— start of Data supplied —
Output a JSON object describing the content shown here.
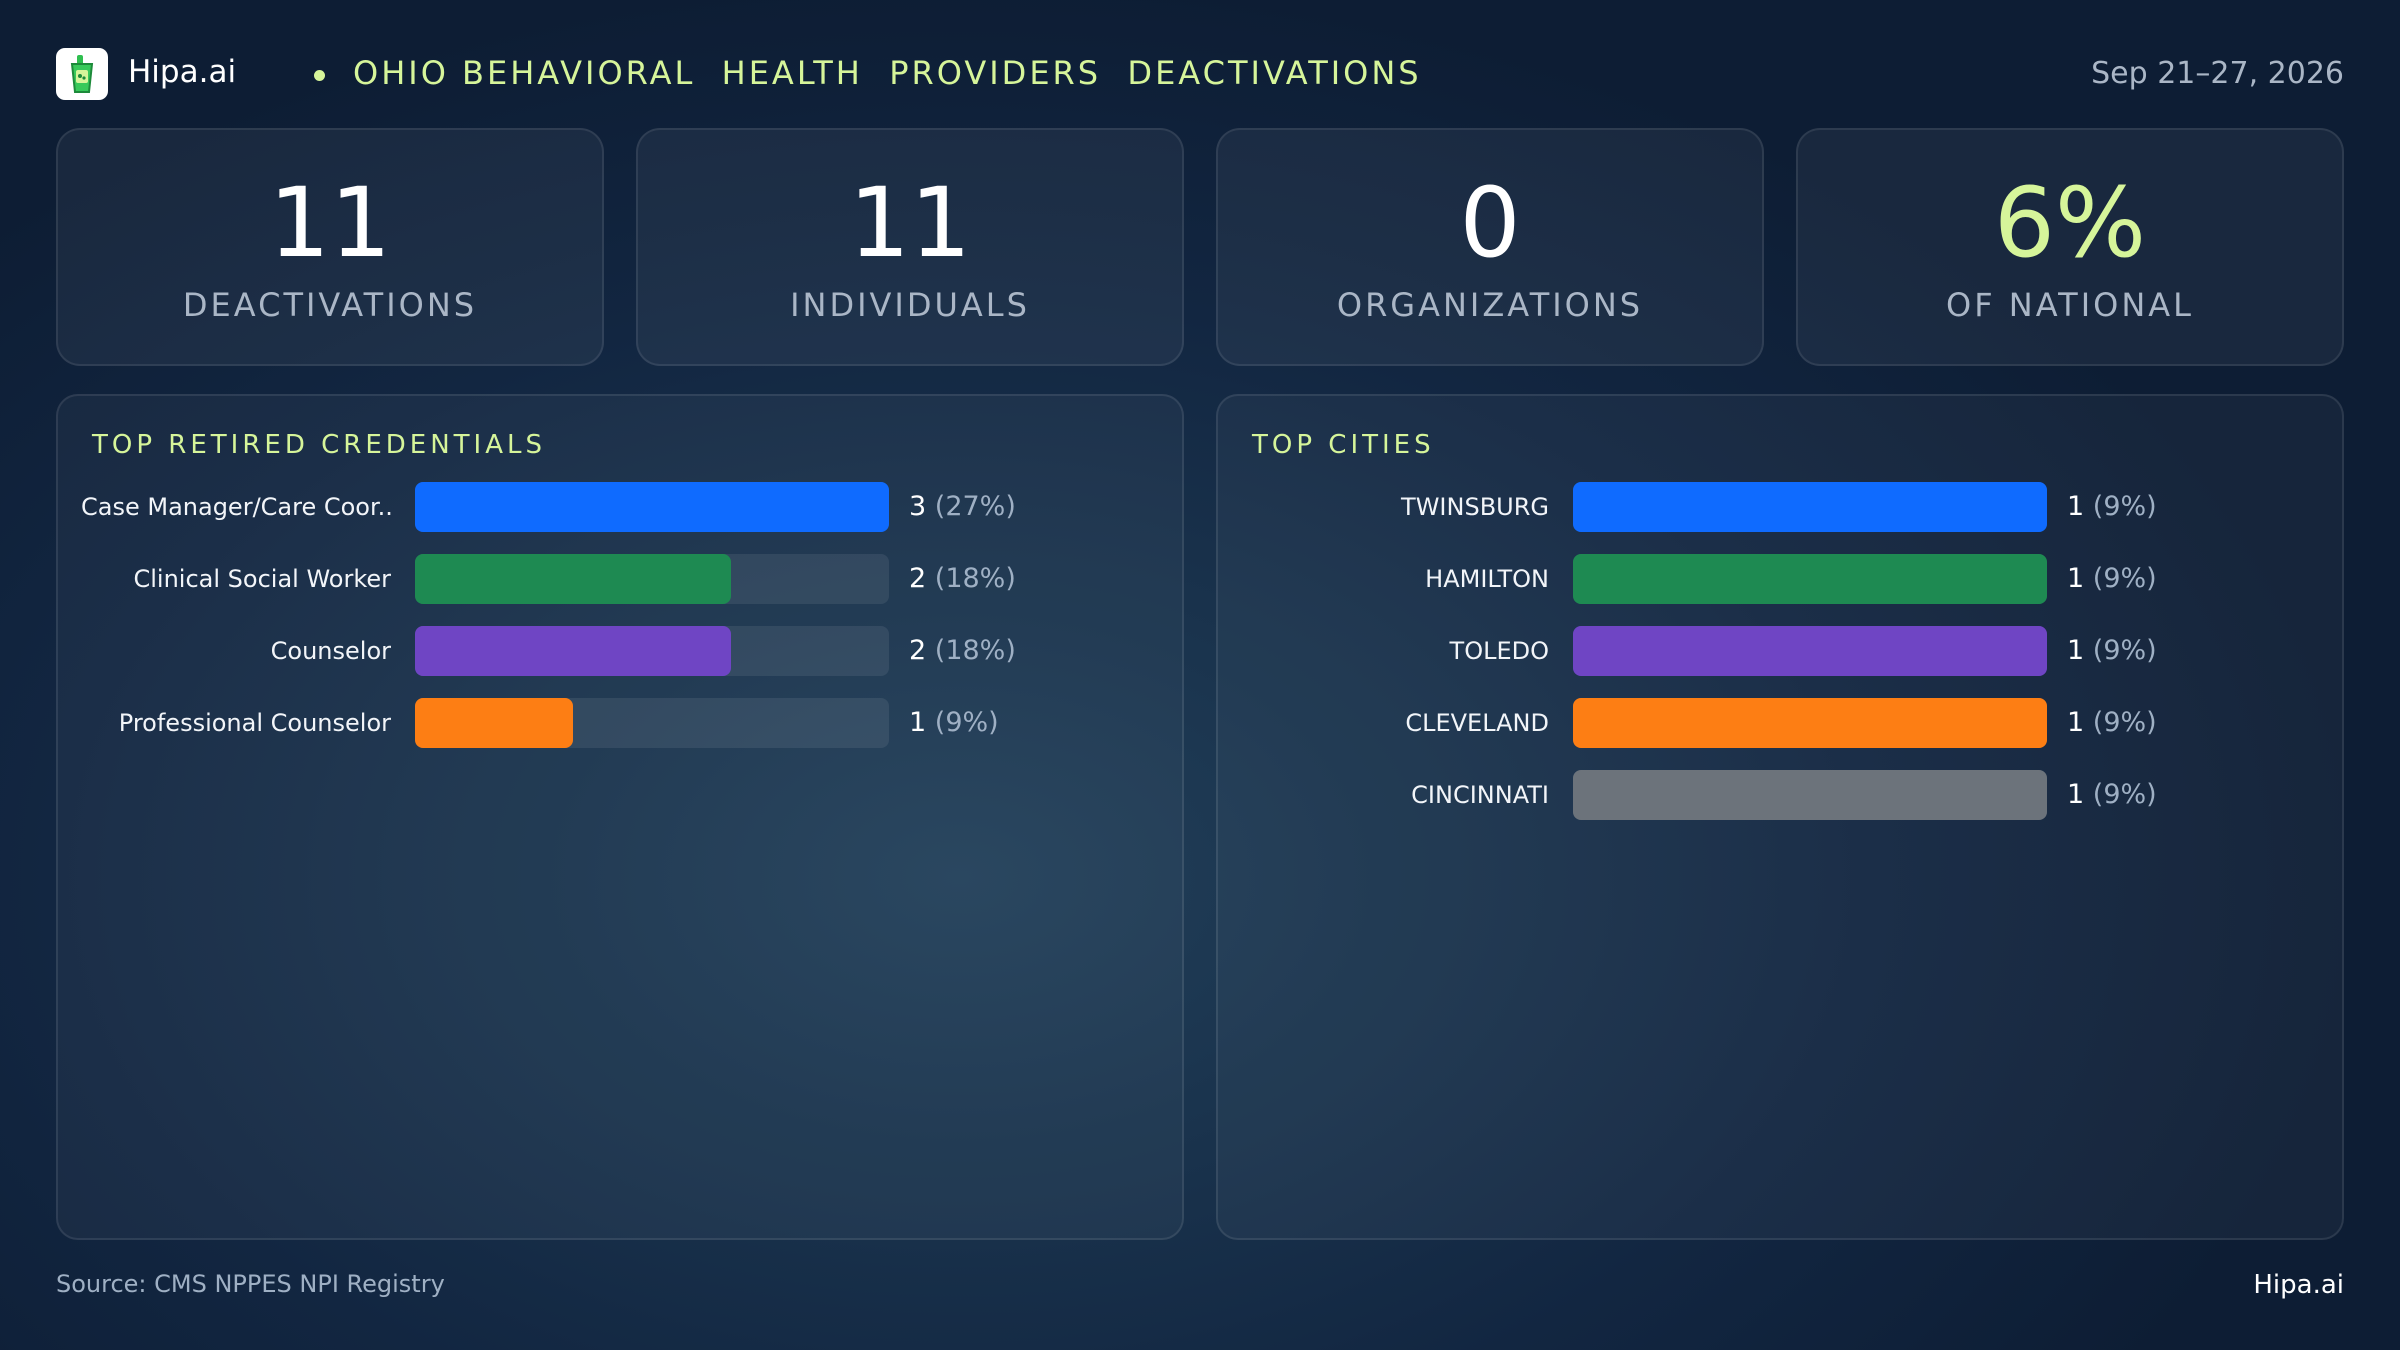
{
  "header": {
    "brand": "Hipa.ai",
    "title": "OHIO BEHAVIORAL  HEALTH  PROVIDERS  DEACTIVATIONS",
    "date": "Sep 21–27, 2026",
    "logo_icon": "drink-cup-icon"
  },
  "kpis": [
    {
      "value": "11",
      "label": "DEACTIVATIONS",
      "accent": false
    },
    {
      "value": "11",
      "label": "INDIVIDUALS",
      "accent": false
    },
    {
      "value": "0",
      "label": "ORGANIZATIONS",
      "accent": false
    },
    {
      "value": "6%",
      "label": "OF NATIONAL",
      "accent": true
    }
  ],
  "chart_data": [
    {
      "type": "bar",
      "title": "TOP RETIRED CREDENTIALS",
      "orientation": "horizontal",
      "max": 3,
      "categories": [
        "Case Manager/Care Coor...",
        "Clinical Social Worker",
        "Counselor",
        "Professional  Counselor"
      ],
      "values": [
        3,
        2,
        2,
        1
      ],
      "value_labels": [
        "3",
        "2",
        "2",
        "1"
      ],
      "percent_labels": [
        "(27%)",
        "(18%)",
        "(18%)",
        "(9%)"
      ],
      "colors": [
        "#0f6bff",
        "#1e8a52",
        "#6f45c4",
        "#fd7e14"
      ]
    },
    {
      "type": "bar",
      "title": "TOP CITIES",
      "orientation": "horizontal",
      "max": 1,
      "categories": [
        "TWINSBURG",
        "HAMILTON",
        "TOLEDO",
        "CLEVELAND",
        "CINCINNATI"
      ],
      "values": [
        1,
        1,
        1,
        1,
        1
      ],
      "value_labels": [
        "1",
        "1",
        "1",
        "1",
        "1"
      ],
      "percent_labels": [
        "(9%)",
        "(9%)",
        "(9%)",
        "(9%)",
        "(9%)"
      ],
      "colors": [
        "#0f6bff",
        "#1e8a52",
        "#6f45c4",
        "#fd7e14",
        "#6c737b"
      ]
    }
  ],
  "footer": {
    "source": "Source: CMS NPPES NPI Registry",
    "brand": "Hipa.ai"
  }
}
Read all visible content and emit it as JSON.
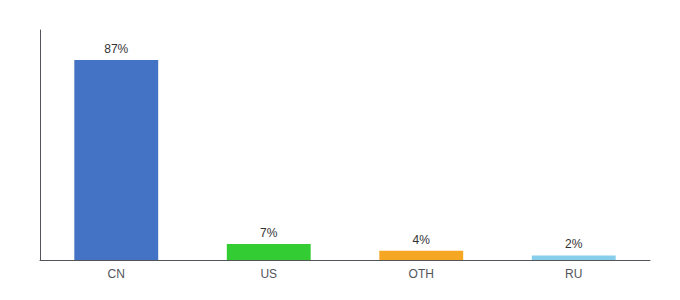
{
  "chart_data": {
    "type": "bar",
    "categories": [
      "CN",
      "US",
      "OTH",
      "RU"
    ],
    "values": [
      87,
      7,
      4,
      2
    ],
    "value_labels": [
      "87%",
      "7%",
      "4%",
      "2%"
    ],
    "data_labels": true,
    "colors": [
      "#4472c4",
      "#33cc33",
      "#f5a623",
      "#87ceeb"
    ],
    "ylim": [
      0,
      100
    ],
    "tick_labels": "x",
    "grid": false
  }
}
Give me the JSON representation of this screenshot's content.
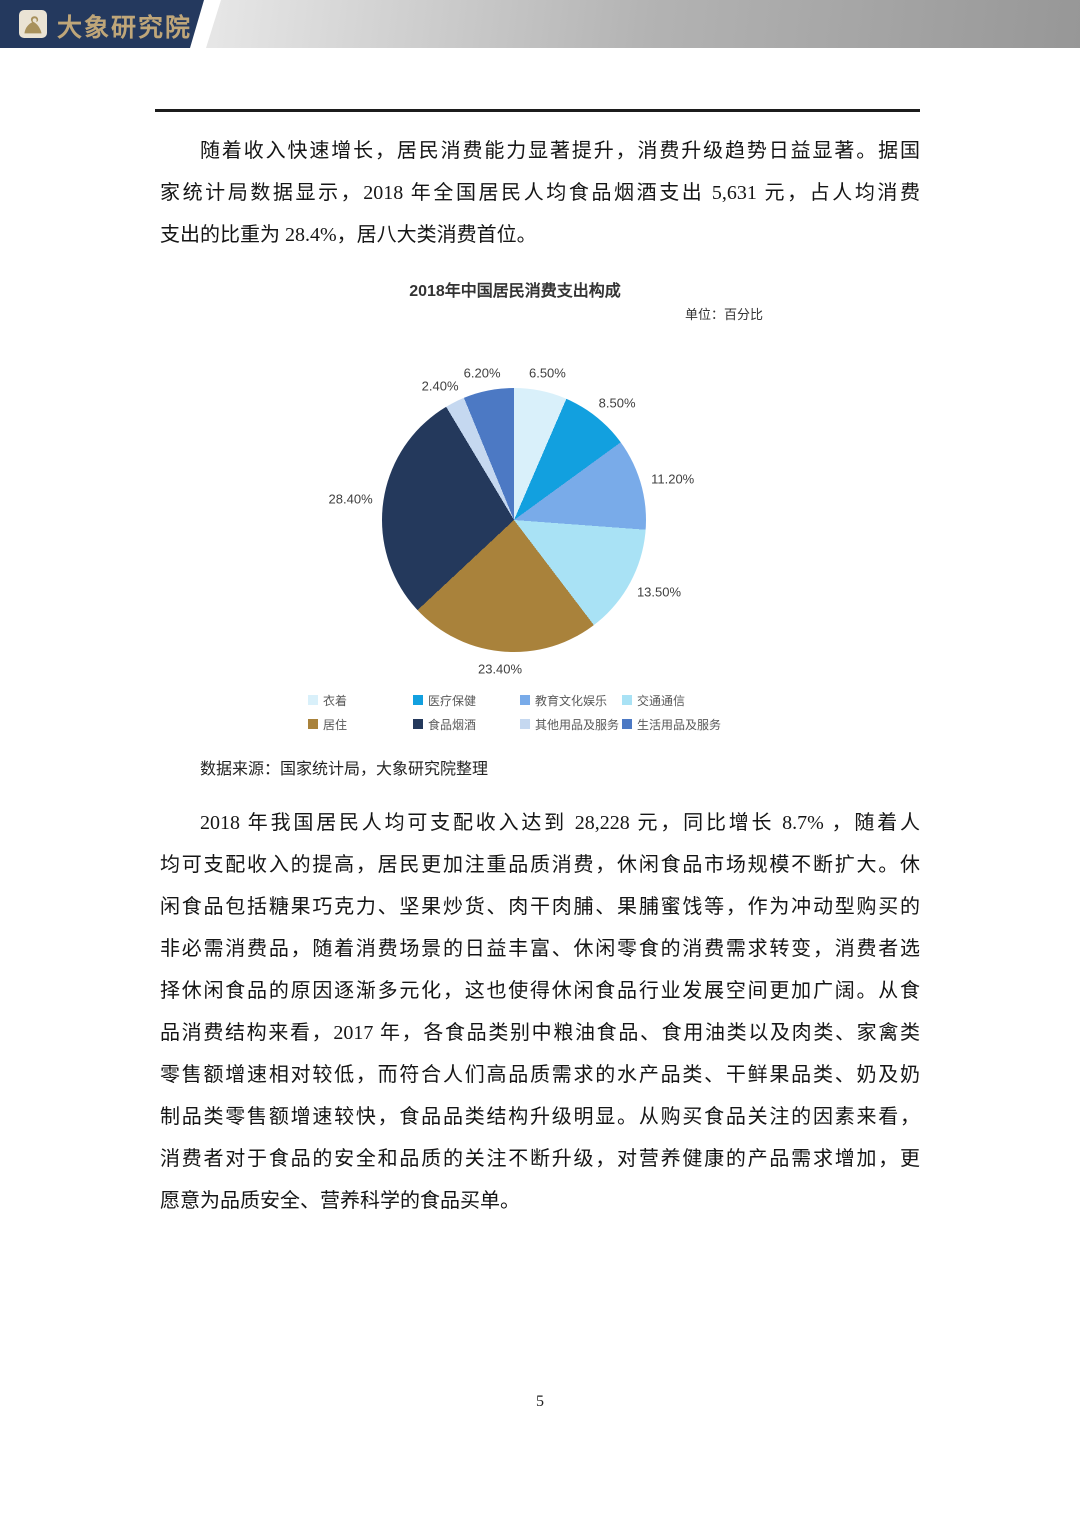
{
  "header": {
    "brand": "大象研究院"
  },
  "paragraph1": {
    "lines": [
      "随着收入快速增长，居民消费能力显著提升，消费升级趋势日益显著。据国",
      "家统计局数据显示，2018 年全国居民人均食品烟酒支出 5,631 元，占人均消费",
      "支出的比重为 28.4%，居八大类消费首位。"
    ]
  },
  "chart_data": {
    "type": "pie",
    "title": "2018年中国居民消费支出构成",
    "unit_label": "单位：百分比",
    "legend_position": "bottom",
    "start_angle_deg": 0,
    "direction": "clockwise",
    "slices": [
      {
        "label": "衣着",
        "value": 6.5,
        "display": "6.50%",
        "color": "#d9f0fa"
      },
      {
        "label": "医疗保健",
        "value": 8.5,
        "display": "8.50%",
        "color": "#12a0df"
      },
      {
        "label": "教育文化娱乐",
        "value": 11.2,
        "display": "11.20%",
        "color": "#79abe9"
      },
      {
        "label": "交通通信",
        "value": 13.5,
        "display": "13.50%",
        "color": "#a9e2f5"
      },
      {
        "label": "居住",
        "value": 23.4,
        "display": "23.40%",
        "color": "#a9823b"
      },
      {
        "label": "食品烟酒",
        "value": 28.4,
        "display": "28.40%",
        "color": "#24395c"
      },
      {
        "label": "其他用品及服务",
        "value": 2.4,
        "display": "2.40%",
        "color": "#c5d8f0"
      },
      {
        "label": "生活用品及服务",
        "value": 6.2,
        "display": "6.20%",
        "color": "#4c79c4"
      }
    ]
  },
  "source_note": "数据来源：国家统计局，大象研究院整理",
  "paragraph2": {
    "lines": [
      "2018 年我国居民人均可支配收入达到 28,228 元，同比增长 8.7% ，随着人",
      "均可支配收入的提高，居民更加注重品质消费，休闲食品市场规模不断扩大。休",
      "闲食品包括糖果巧克力、坚果炒货、肉干肉脯、果脯蜜饯等，作为冲动型购买的",
      "非必需消费品，随着消费场景的日益丰富、休闲零食的消费需求转变，消费者选",
      "择休闲食品的原因逐渐多元化，这也使得休闲食品行业发展空间更加广阔。从食",
      "品消费结构来看，2017 年，各食品类别中粮油食品、食用油类以及肉类、家禽类",
      "零售额增速相对较低，而符合人们高品质需求的水产品类、干鲜果品类、奶及奶",
      "制品类零售额增速较快，食品品类结构升级明显。从购买食品关注的因素来看，",
      "消费者对于食品的安全和品质的关注不断升级，对营养健康的产品需求增加，更",
      "愿意为品质安全、营养科学的食品买单。"
    ]
  },
  "page": {
    "number": "5"
  }
}
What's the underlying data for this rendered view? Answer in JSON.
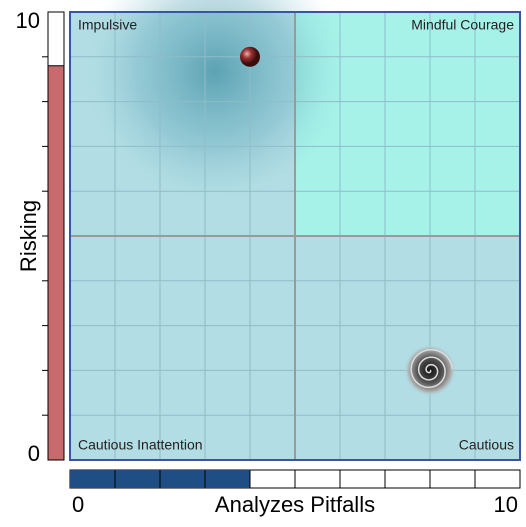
{
  "chart_data": {
    "type": "quadrant",
    "xlabel": "Analyzes Pitfalls",
    "ylabel": "Risking",
    "xlim": [
      0,
      10
    ],
    "ylim": [
      0,
      10
    ],
    "xticks": [
      0,
      10
    ],
    "yticks": [
      0,
      10
    ],
    "quadrants": {
      "top_left": "Impulsive",
      "top_right": "Mindful Courage",
      "bottom_left": "Cautious Inattention",
      "bottom_right": "Cautious"
    },
    "x_gauge": {
      "value": 4,
      "color": "#1f4e85"
    },
    "y_gauge": {
      "value": 8.8,
      "color": "#c96a6e"
    },
    "marker": {
      "x": 4,
      "y": 9
    },
    "target": {
      "x": 8,
      "y": 2
    }
  }
}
— end of Data supplied —
Task description:
Tally every line of the listing that holds the string "content", then give the number by itself.

Answer to the problem:
3